**Given exercise**
Hunt for the word "Rules" across the entries below, copying each line that holds it.
(begin)
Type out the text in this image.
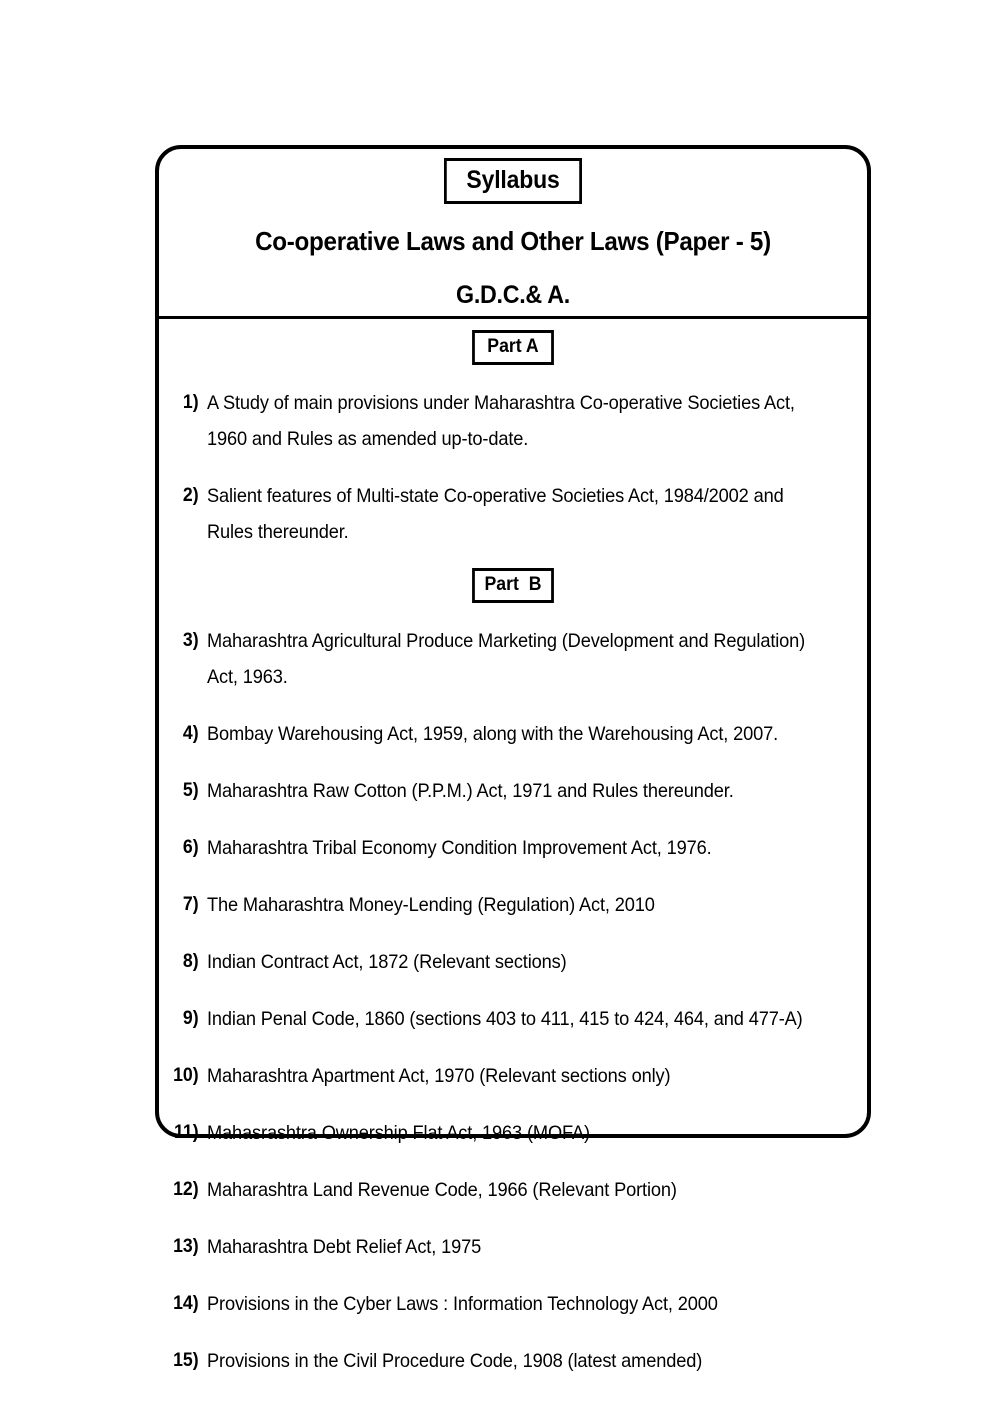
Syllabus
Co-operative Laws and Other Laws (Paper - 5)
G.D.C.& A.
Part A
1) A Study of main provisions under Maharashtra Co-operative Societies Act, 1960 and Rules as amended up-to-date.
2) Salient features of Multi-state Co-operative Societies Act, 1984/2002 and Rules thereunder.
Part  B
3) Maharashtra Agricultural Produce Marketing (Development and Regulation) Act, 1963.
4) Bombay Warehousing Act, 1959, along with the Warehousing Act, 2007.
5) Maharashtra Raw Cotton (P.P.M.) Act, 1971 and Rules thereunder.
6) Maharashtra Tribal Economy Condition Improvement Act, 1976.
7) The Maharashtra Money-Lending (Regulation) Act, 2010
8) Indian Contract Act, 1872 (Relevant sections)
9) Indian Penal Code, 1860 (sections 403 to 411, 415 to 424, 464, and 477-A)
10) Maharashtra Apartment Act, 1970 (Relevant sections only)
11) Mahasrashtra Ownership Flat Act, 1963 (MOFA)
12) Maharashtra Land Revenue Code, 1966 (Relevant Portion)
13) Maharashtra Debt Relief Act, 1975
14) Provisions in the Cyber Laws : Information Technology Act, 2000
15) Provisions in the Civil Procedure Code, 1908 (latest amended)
(end)
(begin)
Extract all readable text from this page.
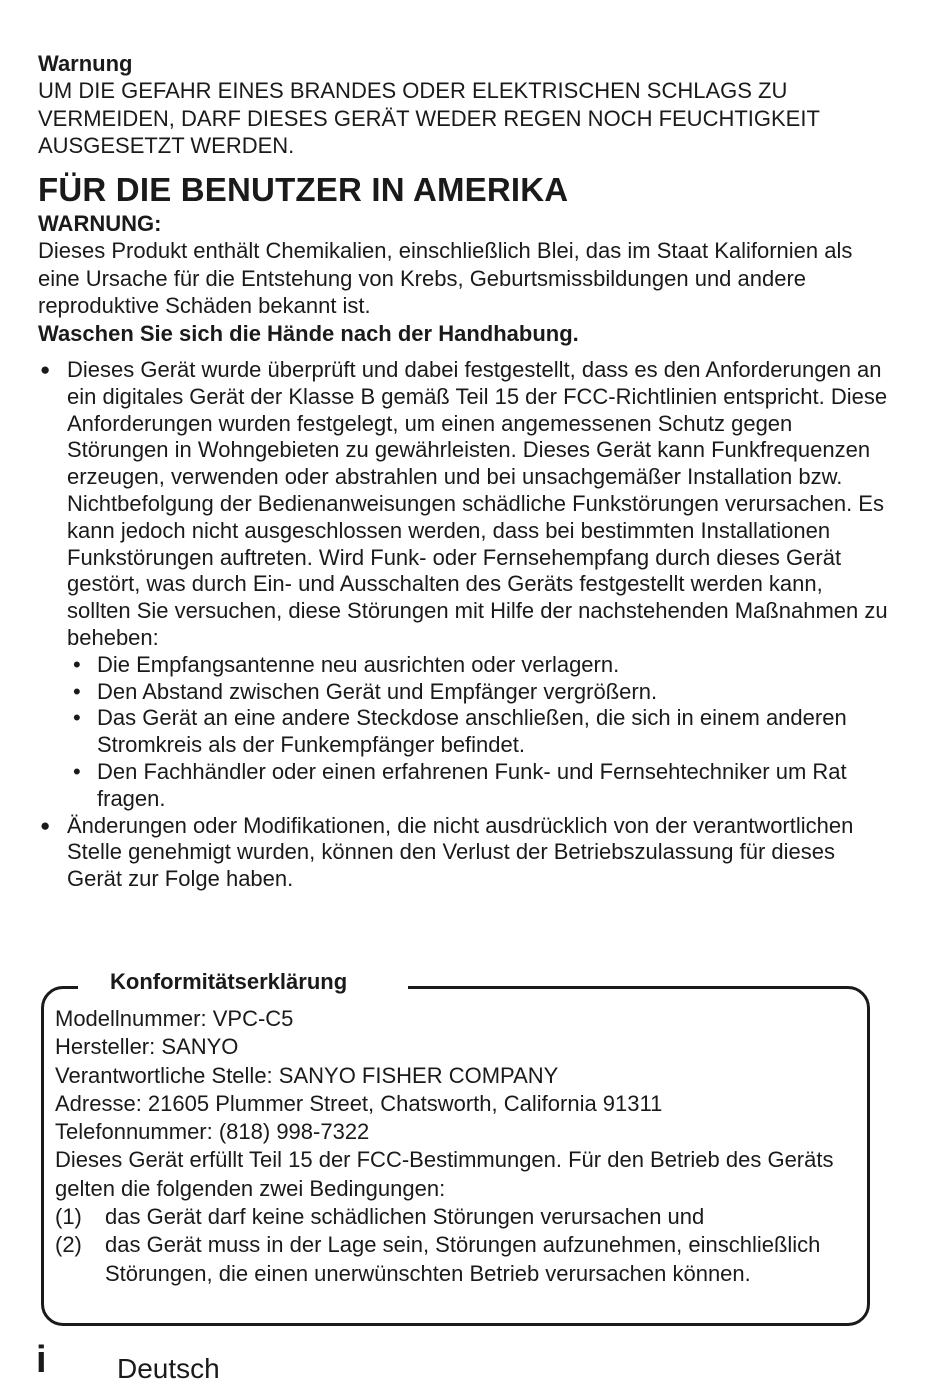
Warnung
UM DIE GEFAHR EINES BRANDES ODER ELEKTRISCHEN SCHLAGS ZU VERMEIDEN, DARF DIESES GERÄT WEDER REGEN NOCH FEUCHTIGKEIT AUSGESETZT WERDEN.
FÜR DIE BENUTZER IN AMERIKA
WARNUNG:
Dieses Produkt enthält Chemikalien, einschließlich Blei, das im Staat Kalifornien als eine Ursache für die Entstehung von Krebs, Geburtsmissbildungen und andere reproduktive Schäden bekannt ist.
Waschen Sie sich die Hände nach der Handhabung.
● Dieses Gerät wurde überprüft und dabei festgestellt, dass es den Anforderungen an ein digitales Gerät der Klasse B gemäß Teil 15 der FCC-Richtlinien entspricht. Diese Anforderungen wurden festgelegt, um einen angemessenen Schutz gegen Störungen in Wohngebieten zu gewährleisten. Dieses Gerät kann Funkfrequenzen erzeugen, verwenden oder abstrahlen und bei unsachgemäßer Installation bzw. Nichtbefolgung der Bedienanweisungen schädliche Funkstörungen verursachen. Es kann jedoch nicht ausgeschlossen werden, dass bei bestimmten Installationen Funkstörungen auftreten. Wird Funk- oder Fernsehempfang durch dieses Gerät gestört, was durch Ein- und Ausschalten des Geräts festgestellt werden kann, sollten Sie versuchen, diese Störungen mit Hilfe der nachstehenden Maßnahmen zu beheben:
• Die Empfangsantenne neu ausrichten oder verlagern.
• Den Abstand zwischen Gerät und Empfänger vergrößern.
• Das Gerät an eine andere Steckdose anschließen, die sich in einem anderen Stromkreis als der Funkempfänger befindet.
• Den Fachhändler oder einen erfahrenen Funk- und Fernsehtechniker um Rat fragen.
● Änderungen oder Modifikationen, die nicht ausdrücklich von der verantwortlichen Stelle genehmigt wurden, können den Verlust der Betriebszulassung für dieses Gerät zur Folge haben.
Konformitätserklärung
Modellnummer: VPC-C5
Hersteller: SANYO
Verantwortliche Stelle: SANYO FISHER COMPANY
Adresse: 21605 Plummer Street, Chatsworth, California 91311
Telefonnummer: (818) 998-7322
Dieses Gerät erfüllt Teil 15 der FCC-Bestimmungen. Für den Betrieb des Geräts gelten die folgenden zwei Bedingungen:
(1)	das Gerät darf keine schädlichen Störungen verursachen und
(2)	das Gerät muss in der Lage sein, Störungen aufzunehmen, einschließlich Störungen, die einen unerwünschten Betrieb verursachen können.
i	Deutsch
(end)
**Result of the exercise**
1) A Study of main provisions under Maharashtra Co-operative Societies Act, 1960 and Rules as amended up-to-date.
2) Salient features of Multi-state Co-operative Societies Act, 1984/2002 and Rules thereunder.
5) Maharashtra Raw Cotton (P.P.M.) Act, 1971 and Rules thereunder.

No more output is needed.